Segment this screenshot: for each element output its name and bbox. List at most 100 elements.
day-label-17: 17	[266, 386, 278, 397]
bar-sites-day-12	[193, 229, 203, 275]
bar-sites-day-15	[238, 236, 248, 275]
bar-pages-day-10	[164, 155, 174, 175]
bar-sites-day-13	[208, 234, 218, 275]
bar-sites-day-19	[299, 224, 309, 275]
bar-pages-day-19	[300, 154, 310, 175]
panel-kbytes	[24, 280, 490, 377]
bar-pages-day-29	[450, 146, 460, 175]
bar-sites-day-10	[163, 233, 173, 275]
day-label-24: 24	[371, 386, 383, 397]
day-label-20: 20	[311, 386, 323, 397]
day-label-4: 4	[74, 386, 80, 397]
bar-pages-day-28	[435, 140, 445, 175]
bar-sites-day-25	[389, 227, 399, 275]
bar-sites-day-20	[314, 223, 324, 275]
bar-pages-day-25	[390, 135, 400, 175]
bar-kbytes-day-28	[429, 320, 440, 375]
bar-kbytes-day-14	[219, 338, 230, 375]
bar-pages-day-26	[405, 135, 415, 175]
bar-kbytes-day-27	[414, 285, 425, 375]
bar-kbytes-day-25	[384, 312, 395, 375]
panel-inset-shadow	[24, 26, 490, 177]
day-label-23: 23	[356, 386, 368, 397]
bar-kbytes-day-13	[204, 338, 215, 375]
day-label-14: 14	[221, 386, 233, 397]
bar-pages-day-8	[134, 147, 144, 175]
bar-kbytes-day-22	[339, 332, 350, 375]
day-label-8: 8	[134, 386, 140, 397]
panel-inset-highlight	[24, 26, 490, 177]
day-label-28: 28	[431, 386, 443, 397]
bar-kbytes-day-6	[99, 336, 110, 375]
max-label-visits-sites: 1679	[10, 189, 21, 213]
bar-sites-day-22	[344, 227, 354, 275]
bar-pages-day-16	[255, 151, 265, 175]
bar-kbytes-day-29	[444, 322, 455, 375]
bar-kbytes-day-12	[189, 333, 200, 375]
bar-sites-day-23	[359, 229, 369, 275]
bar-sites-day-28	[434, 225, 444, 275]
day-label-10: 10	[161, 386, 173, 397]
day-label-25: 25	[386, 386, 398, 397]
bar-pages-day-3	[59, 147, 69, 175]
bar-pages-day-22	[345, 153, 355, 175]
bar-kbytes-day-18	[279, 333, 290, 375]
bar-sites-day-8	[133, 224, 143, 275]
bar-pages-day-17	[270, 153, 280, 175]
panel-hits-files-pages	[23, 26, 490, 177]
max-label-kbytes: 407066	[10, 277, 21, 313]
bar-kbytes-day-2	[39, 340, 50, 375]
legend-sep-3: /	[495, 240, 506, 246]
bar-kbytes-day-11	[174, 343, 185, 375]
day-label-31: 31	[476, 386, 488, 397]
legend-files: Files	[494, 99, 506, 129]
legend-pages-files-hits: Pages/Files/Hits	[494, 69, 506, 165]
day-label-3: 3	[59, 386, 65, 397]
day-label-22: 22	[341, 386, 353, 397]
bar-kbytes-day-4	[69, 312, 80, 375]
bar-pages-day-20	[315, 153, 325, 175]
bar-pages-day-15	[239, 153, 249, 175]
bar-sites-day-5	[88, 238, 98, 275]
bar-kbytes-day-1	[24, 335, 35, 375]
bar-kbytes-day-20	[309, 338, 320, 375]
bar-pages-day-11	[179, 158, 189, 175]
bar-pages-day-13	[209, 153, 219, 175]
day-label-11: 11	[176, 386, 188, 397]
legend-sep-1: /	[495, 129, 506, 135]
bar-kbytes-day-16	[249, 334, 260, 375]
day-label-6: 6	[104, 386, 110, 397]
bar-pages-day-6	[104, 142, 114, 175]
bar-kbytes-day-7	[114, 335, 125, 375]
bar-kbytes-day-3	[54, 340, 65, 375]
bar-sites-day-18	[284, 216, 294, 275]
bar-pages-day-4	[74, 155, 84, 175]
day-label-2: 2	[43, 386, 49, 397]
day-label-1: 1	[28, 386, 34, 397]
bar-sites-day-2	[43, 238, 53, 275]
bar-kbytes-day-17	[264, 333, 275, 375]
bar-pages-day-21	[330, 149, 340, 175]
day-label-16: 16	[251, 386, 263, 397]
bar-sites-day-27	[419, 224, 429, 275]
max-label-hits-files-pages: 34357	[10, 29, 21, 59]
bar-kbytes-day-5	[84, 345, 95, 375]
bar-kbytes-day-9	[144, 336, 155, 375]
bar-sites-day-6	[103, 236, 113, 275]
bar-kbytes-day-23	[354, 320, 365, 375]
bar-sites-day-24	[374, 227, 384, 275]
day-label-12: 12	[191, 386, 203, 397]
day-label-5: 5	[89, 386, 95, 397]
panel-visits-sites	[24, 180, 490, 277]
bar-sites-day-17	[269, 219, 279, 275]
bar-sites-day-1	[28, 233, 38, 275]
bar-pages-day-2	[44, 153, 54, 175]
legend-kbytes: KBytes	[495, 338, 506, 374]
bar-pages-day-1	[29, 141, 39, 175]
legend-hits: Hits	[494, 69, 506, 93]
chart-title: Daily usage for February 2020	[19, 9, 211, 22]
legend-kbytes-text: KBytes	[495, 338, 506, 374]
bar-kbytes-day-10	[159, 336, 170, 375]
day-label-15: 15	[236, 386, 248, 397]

» Challenge
Can you reproduce every line above verbatim, from the first to the last?

» Response
Segment this screenshot: for each element output its name and bbox. List at most 100 elements.
day-label-17: 17	[266, 386, 278, 397]
bar-sites-day-12	[193, 229, 203, 275]
bar-sites-day-15	[238, 236, 248, 275]
bar-pages-day-10	[164, 155, 174, 175]
bar-sites-day-13	[208, 234, 218, 275]
bar-sites-day-19	[299, 224, 309, 275]
bar-pages-day-19	[300, 154, 310, 175]
panel-kbytes	[24, 280, 490, 377]
bar-pages-day-29	[450, 146, 460, 175]
bar-sites-day-10	[163, 233, 173, 275]
day-label-24: 24	[371, 386, 383, 397]
day-label-20: 20	[311, 386, 323, 397]
day-label-4: 4	[74, 386, 80, 397]
bar-pages-day-28	[435, 140, 445, 175]
bar-sites-day-25	[389, 227, 399, 275]
bar-sites-day-20	[314, 223, 324, 275]
bar-pages-day-25	[390, 135, 400, 175]
bar-kbytes-day-28	[429, 320, 440, 375]
bar-kbytes-day-14	[219, 338, 230, 375]
bar-pages-day-26	[405, 135, 415, 175]
bar-kbytes-day-27	[414, 285, 425, 375]
bar-kbytes-day-25	[384, 312, 395, 375]
panel-inset-shadow	[24, 26, 490, 177]
day-label-23: 23	[356, 386, 368, 397]
bar-kbytes-day-13	[204, 338, 215, 375]
day-label-14: 14	[221, 386, 233, 397]
bar-pages-day-8	[134, 147, 144, 175]
bar-kbytes-day-22	[339, 332, 350, 375]
day-label-8: 8	[134, 386, 140, 397]
panel-inset-highlight	[24, 26, 490, 177]
day-label-28: 28	[431, 386, 443, 397]
bar-kbytes-day-6	[99, 336, 110, 375]
max-label-visits-sites: 1679	[10, 189, 21, 213]
bar-sites-day-22	[344, 227, 354, 275]
bar-pages-day-16	[255, 151, 265, 175]
bar-kbytes-day-29	[444, 322, 455, 375]
bar-kbytes-day-12	[189, 333, 200, 375]
bar-sites-day-23	[359, 229, 369, 275]
bar-sites-day-28	[434, 225, 444, 275]
day-label-10: 10	[161, 386, 173, 397]
day-label-25: 25	[386, 386, 398, 397]
bar-pages-day-3	[59, 147, 69, 175]
bar-pages-day-22	[345, 153, 355, 175]
bar-kbytes-day-18	[279, 333, 290, 375]
bar-sites-day-8	[133, 224, 143, 275]
bar-pages-day-17	[270, 153, 280, 175]
panel-hits-files-pages	[23, 26, 490, 177]
max-label-kbytes: 407066	[10, 277, 21, 313]
bar-kbytes-day-2	[39, 340, 50, 375]
legend-sep-3: /	[495, 240, 506, 246]
bar-kbytes-day-11	[174, 343, 185, 375]
day-label-31: 31	[476, 386, 488, 397]
legend-files: Files	[494, 99, 506, 129]
legend-pages-files-hits: Pages/Files/Hits	[494, 69, 506, 165]
day-label-3: 3	[59, 386, 65, 397]
day-label-22: 22	[341, 386, 353, 397]
bar-kbytes-day-4	[69, 312, 80, 375]
bar-pages-day-20	[315, 153, 325, 175]
bar-pages-day-15	[239, 153, 249, 175]
bar-sites-day-5	[88, 238, 98, 275]
bar-kbytes-day-1	[24, 335, 35, 375]
bar-kbytes-day-20	[309, 338, 320, 375]
bar-pages-day-11	[179, 158, 189, 175]
bar-pages-day-13	[209, 153, 219, 175]
day-label-11: 11	[176, 386, 188, 397]
legend-sep-1: /	[495, 129, 506, 135]
bar-kbytes-day-16	[249, 334, 260, 375]
day-label-6: 6	[104, 386, 110, 397]
bar-pages-day-6	[104, 142, 114, 175]
bar-kbytes-day-7	[114, 335, 125, 375]
bar-kbytes-day-3	[54, 340, 65, 375]
bar-sites-day-18	[284, 216, 294, 275]
bar-pages-day-4	[74, 155, 84, 175]
day-label-2: 2	[43, 386, 49, 397]
day-label-1: 1	[28, 386, 34, 397]
bar-sites-day-2	[43, 238, 53, 275]
bar-kbytes-day-17	[264, 333, 275, 375]
bar-pages-day-21	[330, 149, 340, 175]
day-label-16: 16	[251, 386, 263, 397]
bar-sites-day-27	[419, 224, 429, 275]
max-label-hits-files-pages: 34357	[10, 29, 21, 59]
bar-kbytes-day-5	[84, 345, 95, 375]
bar-kbytes-day-9	[144, 336, 155, 375]
bar-sites-day-6	[103, 236, 113, 275]
bar-kbytes-day-23	[354, 320, 365, 375]
bar-sites-day-24	[374, 227, 384, 275]
day-label-12: 12	[191, 386, 203, 397]
day-label-5: 5	[89, 386, 95, 397]
panel-visits-sites	[24, 180, 490, 277]
bar-sites-day-17	[269, 219, 279, 275]
bar-sites-day-1	[28, 233, 38, 275]
bar-pages-day-2	[44, 153, 54, 175]
legend-kbytes: KBytes	[495, 338, 506, 374]
bar-pages-day-1	[29, 141, 39, 175]
legend-hits: Hits	[494, 69, 506, 93]
chart-title: Daily usage for February 2020	[19, 9, 211, 22]
legend-kbytes-text: KBytes	[495, 338, 506, 374]
bar-kbytes-day-10	[159, 336, 170, 375]
day-label-15: 15	[236, 386, 248, 397]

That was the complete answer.